# [Written instruction]
Print all records exactly, leaving nothing out.
━━ Supplied information
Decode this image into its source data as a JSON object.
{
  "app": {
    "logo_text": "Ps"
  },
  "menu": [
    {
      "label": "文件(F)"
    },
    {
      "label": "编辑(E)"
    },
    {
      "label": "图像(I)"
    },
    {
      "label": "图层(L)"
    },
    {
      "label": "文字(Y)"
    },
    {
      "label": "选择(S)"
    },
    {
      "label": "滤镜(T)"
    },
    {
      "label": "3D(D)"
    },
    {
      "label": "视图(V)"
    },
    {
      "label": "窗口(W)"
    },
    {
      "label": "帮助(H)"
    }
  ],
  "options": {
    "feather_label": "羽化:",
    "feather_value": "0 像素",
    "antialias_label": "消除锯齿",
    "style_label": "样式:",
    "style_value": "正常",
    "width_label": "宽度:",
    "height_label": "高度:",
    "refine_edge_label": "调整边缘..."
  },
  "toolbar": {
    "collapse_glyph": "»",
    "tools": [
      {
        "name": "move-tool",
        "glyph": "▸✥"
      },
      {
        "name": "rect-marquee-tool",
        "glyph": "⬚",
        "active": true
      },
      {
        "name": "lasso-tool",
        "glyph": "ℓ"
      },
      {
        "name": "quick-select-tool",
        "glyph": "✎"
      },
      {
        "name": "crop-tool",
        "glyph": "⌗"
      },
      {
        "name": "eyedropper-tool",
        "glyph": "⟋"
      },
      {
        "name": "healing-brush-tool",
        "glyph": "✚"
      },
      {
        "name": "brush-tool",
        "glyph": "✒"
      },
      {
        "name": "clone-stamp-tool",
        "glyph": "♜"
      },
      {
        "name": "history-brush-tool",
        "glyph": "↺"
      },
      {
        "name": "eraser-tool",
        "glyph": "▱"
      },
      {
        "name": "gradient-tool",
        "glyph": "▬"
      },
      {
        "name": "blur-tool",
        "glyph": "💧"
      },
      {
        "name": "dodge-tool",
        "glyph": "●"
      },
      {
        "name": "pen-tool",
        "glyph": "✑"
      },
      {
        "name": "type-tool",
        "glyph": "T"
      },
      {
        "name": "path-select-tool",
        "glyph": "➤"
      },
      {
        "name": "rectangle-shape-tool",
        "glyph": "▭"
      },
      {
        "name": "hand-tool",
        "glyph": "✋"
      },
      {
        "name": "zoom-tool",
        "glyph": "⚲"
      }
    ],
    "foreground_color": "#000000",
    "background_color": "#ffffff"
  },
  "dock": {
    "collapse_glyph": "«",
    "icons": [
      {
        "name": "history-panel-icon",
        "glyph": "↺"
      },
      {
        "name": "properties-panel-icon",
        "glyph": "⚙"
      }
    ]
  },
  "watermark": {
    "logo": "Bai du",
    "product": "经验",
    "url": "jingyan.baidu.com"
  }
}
━━━━
# [Solution to the problem]
Decode this image into its source data as a JSON object.
{
  "app": {
    "logo_text": "Ps"
  },
  "menu": [
    {
      "label": "文件(F)"
    },
    {
      "label": "编辑(E)"
    },
    {
      "label": "图像(I)"
    },
    {
      "label": "图层(L)"
    },
    {
      "label": "文字(Y)"
    },
    {
      "label": "选择(S)"
    },
    {
      "label": "滤镜(T)"
    },
    {
      "label": "3D(D)"
    },
    {
      "label": "视图(V)"
    },
    {
      "label": "窗口(W)"
    },
    {
      "label": "帮助(H)"
    }
  ],
  "options": {
    "feather_label": "羽化:",
    "feather_value": "0 像素",
    "antialias_label": "消除锯齿",
    "style_label": "样式:",
    "style_value": "正常",
    "width_label": "宽度:",
    "height_label": "高度:",
    "refine_edge_label": "调整边缘..."
  },
  "toolbar": {
    "collapse_glyph": "»",
    "tools": [
      {
        "name": "move-tool",
        "glyph": "▸✥"
      },
      {
        "name": "rect-marquee-tool",
        "glyph": "⬚",
        "active": true
      },
      {
        "name": "lasso-tool",
        "glyph": "ℓ"
      },
      {
        "name": "quick-select-tool",
        "glyph": "✎"
      },
      {
        "name": "crop-tool",
        "glyph": "⌗"
      },
      {
        "name": "eyedropper-tool",
        "glyph": "⟋"
      },
      {
        "name": "healing-brush-tool",
        "glyph": "✚"
      },
      {
        "name": "brush-tool",
        "glyph": "✒"
      },
      {
        "name": "clone-stamp-tool",
        "glyph": "♜"
      },
      {
        "name": "history-brush-tool",
        "glyph": "↺"
      },
      {
        "name": "eraser-tool",
        "glyph": "▱"
      },
      {
        "name": "gradient-tool",
        "glyph": "▬"
      },
      {
        "name": "blur-tool",
        "glyph": "💧"
      },
      {
        "name": "dodge-tool",
        "glyph": "●"
      },
      {
        "name": "pen-tool",
        "glyph": "✑"
      },
      {
        "name": "type-tool",
        "glyph": "T"
      },
      {
        "name": "path-select-tool",
        "glyph": "➤"
      },
      {
        "name": "rectangle-shape-tool",
        "glyph": "▭"
      },
      {
        "name": "hand-tool",
        "glyph": "✋"
      },
      {
        "name": "zoom-tool",
        "glyph": "⚲"
      }
    ],
    "foreground_color": "#000000",
    "background_color": "#ffffff"
  },
  "dock": {
    "collapse_glyph": "«",
    "icons": [
      {
        "name": "history-panel-icon",
        "glyph": "↺"
      },
      {
        "name": "properties-panel-icon",
        "glyph": "⚙"
      }
    ]
  },
  "watermark": {
    "logo": "Bai du",
    "product": "经验",
    "url": "jingyan.baidu.com"
  }
}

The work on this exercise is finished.